• _Your instructions_
Take the data below and copy exactly the lines starting at the one with "Output the underlying" and finishing at the one with "What's the underlying", both included.

• _Material to process_
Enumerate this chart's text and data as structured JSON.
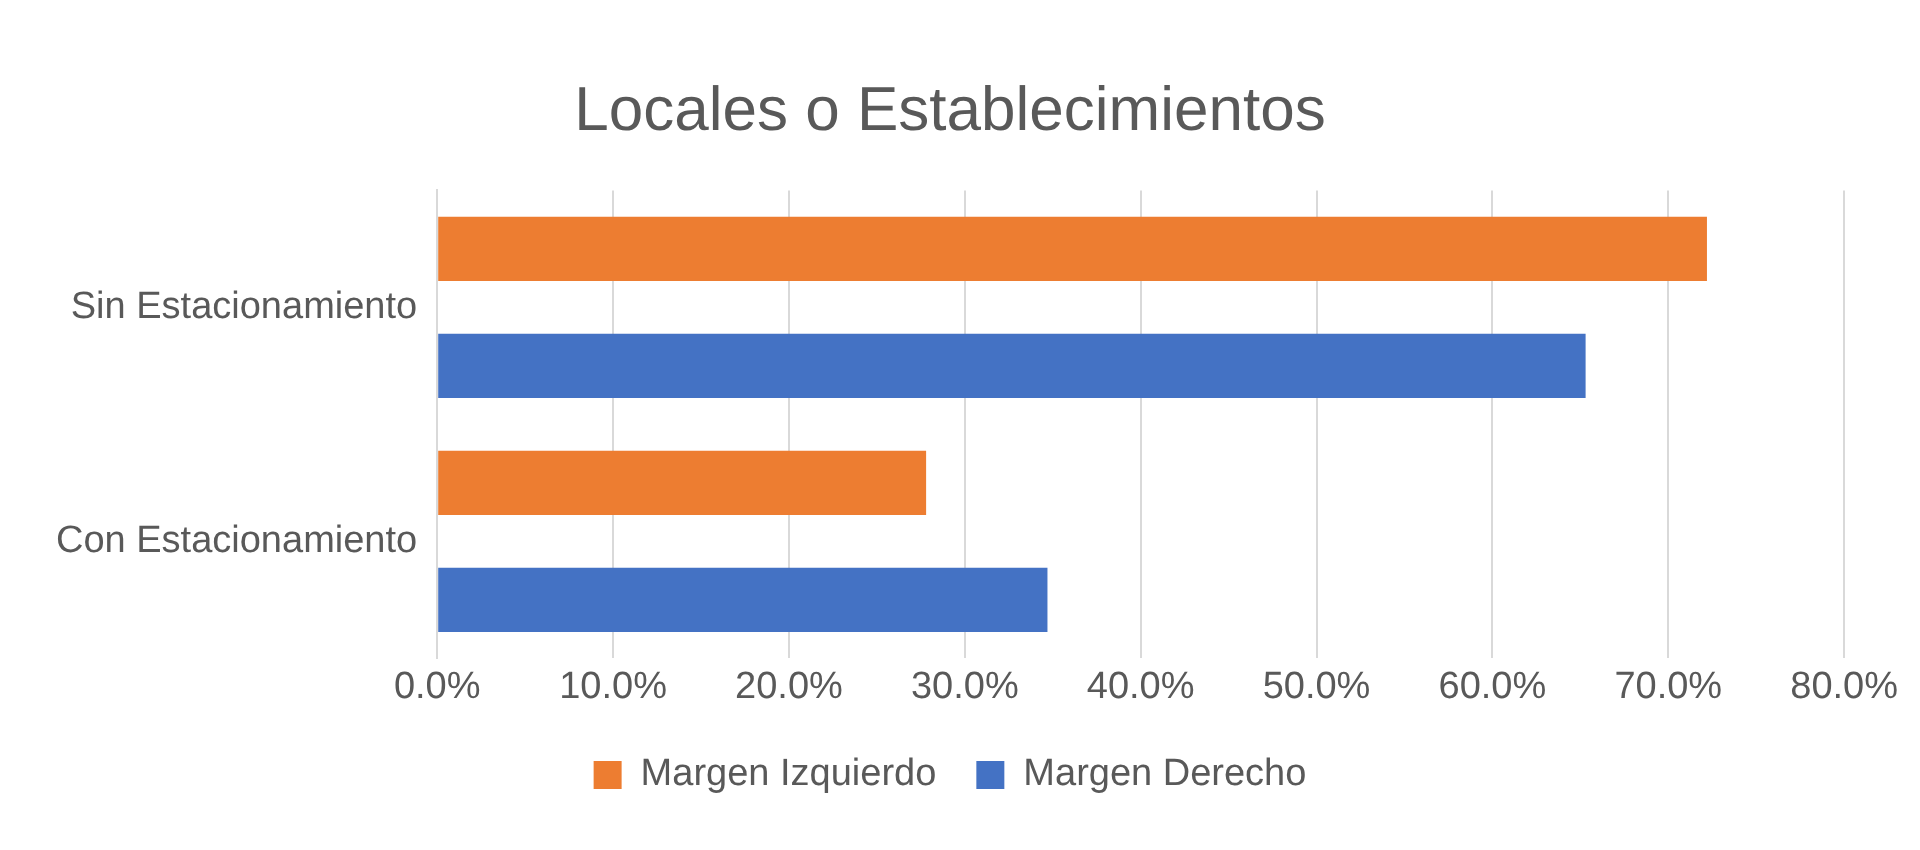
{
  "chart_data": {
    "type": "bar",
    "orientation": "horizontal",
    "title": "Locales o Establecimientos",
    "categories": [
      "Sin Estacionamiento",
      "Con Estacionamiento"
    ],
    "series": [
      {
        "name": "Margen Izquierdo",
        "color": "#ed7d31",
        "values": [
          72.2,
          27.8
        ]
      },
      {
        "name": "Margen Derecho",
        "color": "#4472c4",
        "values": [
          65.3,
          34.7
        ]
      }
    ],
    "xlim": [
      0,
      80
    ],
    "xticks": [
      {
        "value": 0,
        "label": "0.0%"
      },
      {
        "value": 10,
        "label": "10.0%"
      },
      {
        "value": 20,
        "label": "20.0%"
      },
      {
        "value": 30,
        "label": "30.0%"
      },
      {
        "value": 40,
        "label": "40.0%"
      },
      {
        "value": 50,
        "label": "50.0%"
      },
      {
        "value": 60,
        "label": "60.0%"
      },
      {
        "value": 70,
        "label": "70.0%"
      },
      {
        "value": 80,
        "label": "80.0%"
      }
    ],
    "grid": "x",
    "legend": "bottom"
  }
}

---

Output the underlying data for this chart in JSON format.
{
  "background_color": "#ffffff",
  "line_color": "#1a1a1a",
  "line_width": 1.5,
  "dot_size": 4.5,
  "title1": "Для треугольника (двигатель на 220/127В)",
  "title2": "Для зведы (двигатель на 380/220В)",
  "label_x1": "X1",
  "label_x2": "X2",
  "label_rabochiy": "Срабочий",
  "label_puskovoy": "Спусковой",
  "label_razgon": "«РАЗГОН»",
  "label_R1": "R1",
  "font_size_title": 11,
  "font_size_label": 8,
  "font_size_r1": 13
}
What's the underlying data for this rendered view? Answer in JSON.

--

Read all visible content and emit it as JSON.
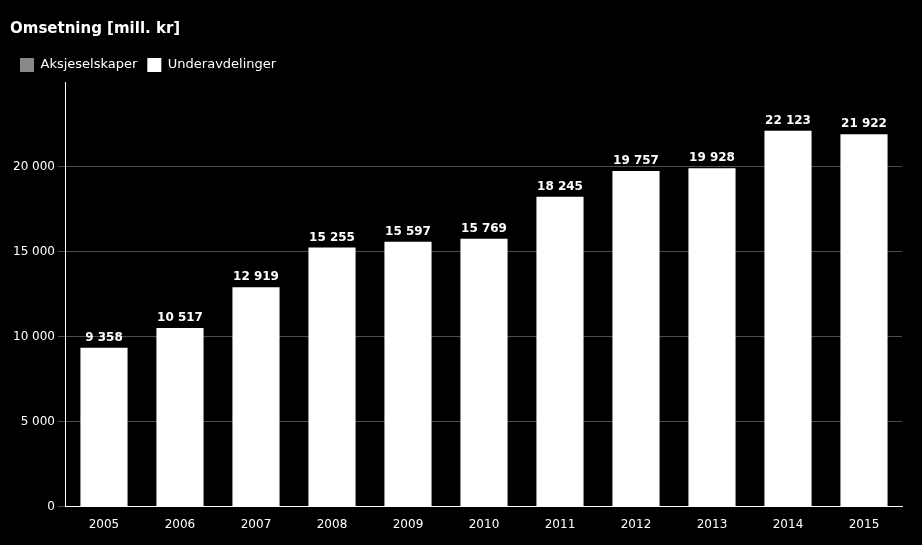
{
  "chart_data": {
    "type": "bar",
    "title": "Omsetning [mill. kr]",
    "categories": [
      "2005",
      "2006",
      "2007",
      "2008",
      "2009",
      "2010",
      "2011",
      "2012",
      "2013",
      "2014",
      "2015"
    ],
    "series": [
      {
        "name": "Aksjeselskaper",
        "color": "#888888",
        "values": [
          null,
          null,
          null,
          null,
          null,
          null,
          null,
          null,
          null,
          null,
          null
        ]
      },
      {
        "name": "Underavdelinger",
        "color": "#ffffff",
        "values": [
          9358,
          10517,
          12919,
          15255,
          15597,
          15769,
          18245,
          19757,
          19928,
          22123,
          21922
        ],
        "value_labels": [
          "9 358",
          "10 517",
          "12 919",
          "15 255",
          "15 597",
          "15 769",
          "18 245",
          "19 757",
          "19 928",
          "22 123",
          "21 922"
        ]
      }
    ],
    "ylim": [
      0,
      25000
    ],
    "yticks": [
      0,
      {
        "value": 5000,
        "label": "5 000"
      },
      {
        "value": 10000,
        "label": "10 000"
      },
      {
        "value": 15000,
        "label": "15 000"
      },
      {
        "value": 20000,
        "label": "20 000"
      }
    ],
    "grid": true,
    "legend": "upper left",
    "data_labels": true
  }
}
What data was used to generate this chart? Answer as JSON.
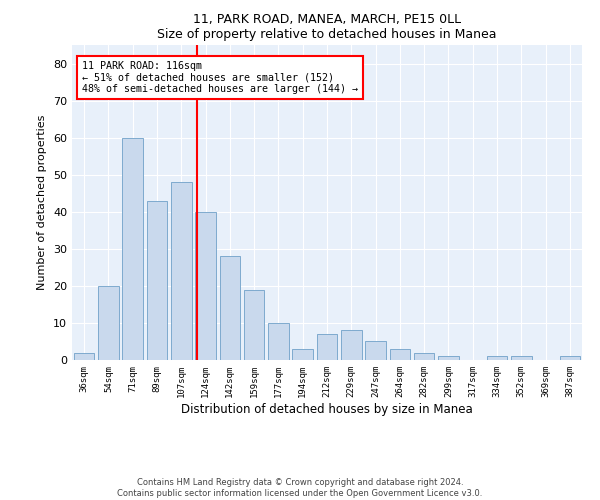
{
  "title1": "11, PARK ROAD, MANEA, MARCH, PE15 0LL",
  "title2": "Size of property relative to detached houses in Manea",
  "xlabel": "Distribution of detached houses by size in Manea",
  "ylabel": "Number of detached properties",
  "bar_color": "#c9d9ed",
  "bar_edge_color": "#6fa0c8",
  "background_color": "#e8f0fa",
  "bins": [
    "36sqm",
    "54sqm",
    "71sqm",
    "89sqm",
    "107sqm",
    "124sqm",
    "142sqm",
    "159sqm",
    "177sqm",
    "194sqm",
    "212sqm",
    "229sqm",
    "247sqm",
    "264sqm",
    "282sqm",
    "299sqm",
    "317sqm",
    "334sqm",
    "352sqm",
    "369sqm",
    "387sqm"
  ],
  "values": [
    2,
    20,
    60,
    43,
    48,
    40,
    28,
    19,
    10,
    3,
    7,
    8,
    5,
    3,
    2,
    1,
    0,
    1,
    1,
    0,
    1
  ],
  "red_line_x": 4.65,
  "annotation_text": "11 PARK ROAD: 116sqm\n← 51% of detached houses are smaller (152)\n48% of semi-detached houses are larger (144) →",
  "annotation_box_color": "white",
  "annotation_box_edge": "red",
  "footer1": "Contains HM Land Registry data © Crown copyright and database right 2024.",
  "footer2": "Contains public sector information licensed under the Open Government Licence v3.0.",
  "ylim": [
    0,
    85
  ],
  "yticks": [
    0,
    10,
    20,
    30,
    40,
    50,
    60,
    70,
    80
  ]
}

• _Completed exercise_
Output the underlying data for this chart in JSON format.
{
  "background_color": "#ffffff",
  "line_color": "#1a1a1a",
  "line_width": 1.5,
  "dot_size": 4.5,
  "title1": "Для треугольника (двигатель на 220/127В)",
  "title2": "Для зведы (двигатель на 380/220В)",
  "label_x1": "X1",
  "label_x2": "X2",
  "label_rabochiy": "Срабочий",
  "label_puskovoy": "Спусковой",
  "label_razgon": "«РАЗГОН»",
  "label_R1": "R1",
  "font_size_title": 11,
  "font_size_label": 8,
  "font_size_r1": 13
}
What's the underlying data for this rendered view? Answer in JSON.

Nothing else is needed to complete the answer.